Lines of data
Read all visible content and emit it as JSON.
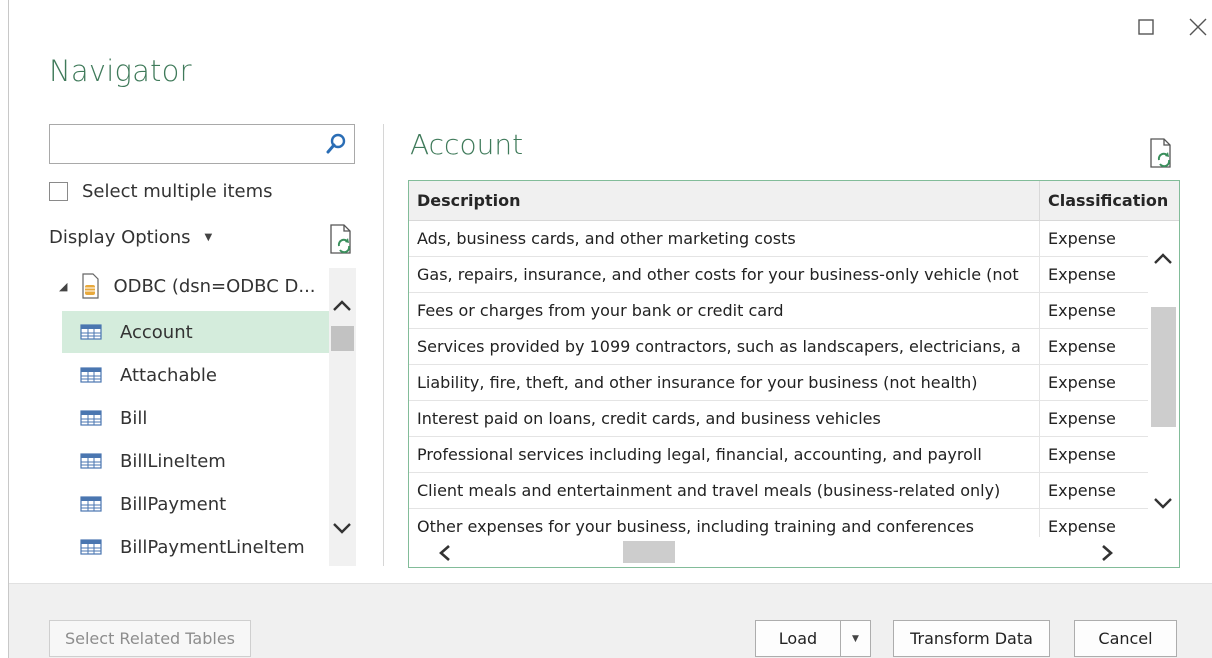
{
  "window": {
    "title": "Navigator",
    "maximize_icon": "maximize-icon",
    "close_icon": "close-icon"
  },
  "left_panel": {
    "search": {
      "value": "",
      "placeholder": "",
      "icon": "search-icon"
    },
    "select_multiple_label": "Select multiple items",
    "display_options_label": "Display Options",
    "refresh_icon": "refresh-icon",
    "tree": {
      "root_label": "ODBC (dsn=ODBC D...",
      "root_icon": "database-icon",
      "items": [
        {
          "label": "Account",
          "selected": true
        },
        {
          "label": "Attachable",
          "selected": false
        },
        {
          "label": "Bill",
          "selected": false
        },
        {
          "label": "BillLineItem",
          "selected": false
        },
        {
          "label": "BillPayment",
          "selected": false
        },
        {
          "label": "BillPaymentLineItem",
          "selected": false
        }
      ]
    }
  },
  "preview": {
    "title": "Account",
    "refresh_icon": "refresh-icon",
    "columns": [
      "Description",
      "Classification"
    ],
    "rows": [
      [
        "Ads, business cards, and other marketing costs",
        "Expense"
      ],
      [
        "Gas, repairs, insurance, and other costs for your business-only vehicle (not",
        "Expense"
      ],
      [
        "Fees or charges from your bank or credit card",
        "Expense"
      ],
      [
        "Services provided by 1099 contractors, such as landscapers, electricians, a",
        "Expense"
      ],
      [
        "Liability, fire, theft, and other insurance for your business (not health)",
        "Expense"
      ],
      [
        "Interest paid on loans, credit cards, and business vehicles",
        "Expense"
      ],
      [
        "Professional services including legal, financial, accounting, and payroll",
        "Expense"
      ],
      [
        "Client meals and entertainment and travel meals (business-related only)",
        "Expense"
      ],
      [
        "Other expenses for your business, including training and conferences",
        "Expense"
      ]
    ]
  },
  "footer": {
    "select_related_label": "Select Related Tables",
    "load_label": "Load",
    "transform_label": "Transform Data",
    "cancel_label": "Cancel"
  },
  "colors": {
    "accent": "#3f7a5a",
    "selection": "#d4ecdc",
    "grid_border": "#82bc99"
  }
}
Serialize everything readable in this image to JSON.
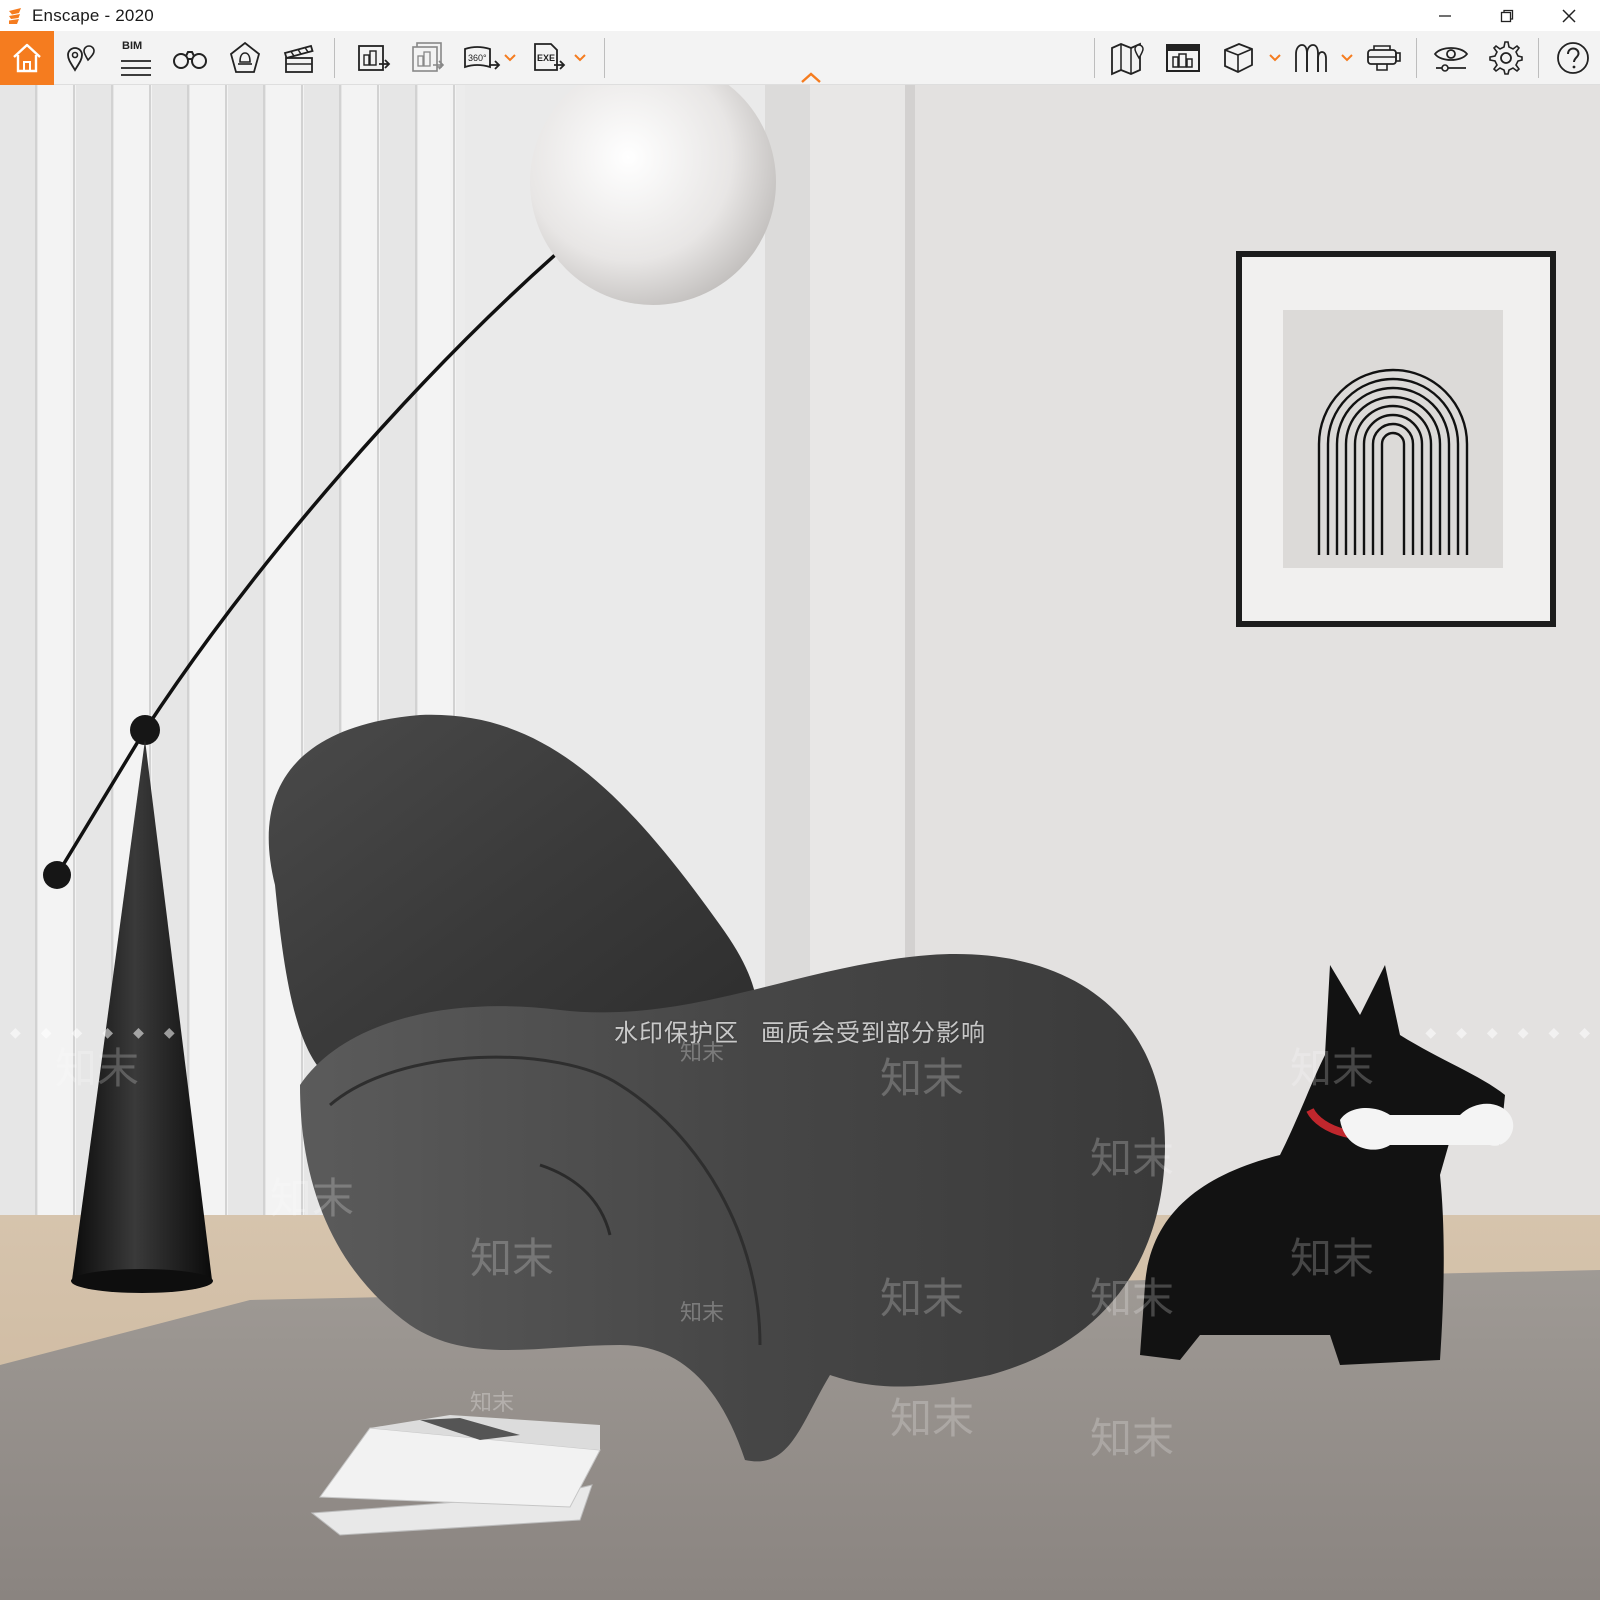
{
  "window": {
    "title": "Enscape - 2020",
    "brand_color": "#f57c1f"
  },
  "title_controls": {
    "minimize_icon": "minimize-icon",
    "restore_icon": "restore-icon",
    "close_icon": "close-icon"
  },
  "toolbar": {
    "bim_label": "BIM",
    "icons": [
      "home-icon",
      "location-pins-icon",
      "bim-icon",
      "binoculars-icon",
      "light-view-icon",
      "clapperboard-icon",
      "screenshot-export-icon",
      "batch-export-icon",
      "panorama-360-icon",
      "exe-export-icon",
      "map-icon",
      "building-view-icon",
      "asset-cube-icon",
      "material-icon",
      "vr-headset-icon",
      "visual-settings-icon",
      "gear-icon",
      "help-icon"
    ],
    "pano_label": "360°",
    "exe_label": "EXE"
  },
  "watermark": {
    "banner_left": "水印保护区",
    "banner_right": "画质会受到部分影响",
    "diamonds": "◆◆◆◆◆◆",
    "tile_text": "知末"
  }
}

• _Exercise_:
From the listing, extract all text exactly as given and drop any picture.

• _Reply_:
Read all visible content and emit it as JSON.
{
  "window": {
    "title": "Navigator",
    "maximize_icon": "maximize-icon",
    "close_icon": "close-icon"
  },
  "left_panel": {
    "search": {
      "value": "",
      "placeholder": "",
      "icon": "search-icon"
    },
    "select_multiple_label": "Select multiple items",
    "display_options_label": "Display Options",
    "refresh_icon": "refresh-icon",
    "tree": {
      "root_label": "ODBC (dsn=ODBC D...",
      "root_icon": "database-icon",
      "items": [
        {
          "label": "Account",
          "selected": true
        },
        {
          "label": "Attachable",
          "selected": false
        },
        {
          "label": "Bill",
          "selected": false
        },
        {
          "label": "BillLineItem",
          "selected": false
        },
        {
          "label": "BillPayment",
          "selected": false
        },
        {
          "label": "BillPaymentLineItem",
          "selected": false
        }
      ]
    }
  },
  "preview": {
    "title": "Account",
    "refresh_icon": "refresh-icon",
    "columns": [
      "Description",
      "Classification"
    ],
    "rows": [
      [
        "Ads, business cards, and other marketing costs",
        "Expense"
      ],
      [
        "Gas, repairs, insurance, and other costs for your business-only vehicle (not",
        "Expense"
      ],
      [
        "Fees or charges from your bank or credit card",
        "Expense"
      ],
      [
        "Services provided by 1099 contractors, such as landscapers, electricians, a",
        "Expense"
      ],
      [
        "Liability, fire, theft, and other insurance for your business (not health)",
        "Expense"
      ],
      [
        "Interest paid on loans, credit cards, and business vehicles",
        "Expense"
      ],
      [
        "Professional services including legal, financial, accounting, and payroll",
        "Expense"
      ],
      [
        "Client meals and entertainment and travel meals (business-related only)",
        "Expense"
      ],
      [
        "Other expenses for your business, including training and conferences",
        "Expense"
      ]
    ]
  },
  "footer": {
    "select_related_label": "Select Related Tables",
    "load_label": "Load",
    "transform_label": "Transform Data",
    "cancel_label": "Cancel"
  },
  "colors": {
    "accent": "#3f7a5a",
    "selection": "#d4ecdc",
    "grid_border": "#82bc99"
  }
}
Serialize everything readable in this image to JSON.
{
  "window": {
    "title": "Enscape - 2020",
    "brand_color": "#f57c1f"
  },
  "title_controls": {
    "minimize_icon": "minimize-icon",
    "restore_icon": "restore-icon",
    "close_icon": "close-icon"
  },
  "toolbar": {
    "bim_label": "BIM",
    "icons": [
      "home-icon",
      "location-pins-icon",
      "bim-icon",
      "binoculars-icon",
      "light-view-icon",
      "clapperboard-icon",
      "screenshot-export-icon",
      "batch-export-icon",
      "panorama-360-icon",
      "exe-export-icon",
      "map-icon",
      "building-view-icon",
      "asset-cube-icon",
      "material-icon",
      "vr-headset-icon",
      "visual-settings-icon",
      "gear-icon",
      "help-icon"
    ],
    "pano_label": "360°",
    "exe_label": "EXE"
  },
  "watermark": {
    "banner_left": "水印保护区",
    "banner_right": "画质会受到部分影响",
    "diamonds": "◆◆◆◆◆◆",
    "tile_text": "知末"
  }
}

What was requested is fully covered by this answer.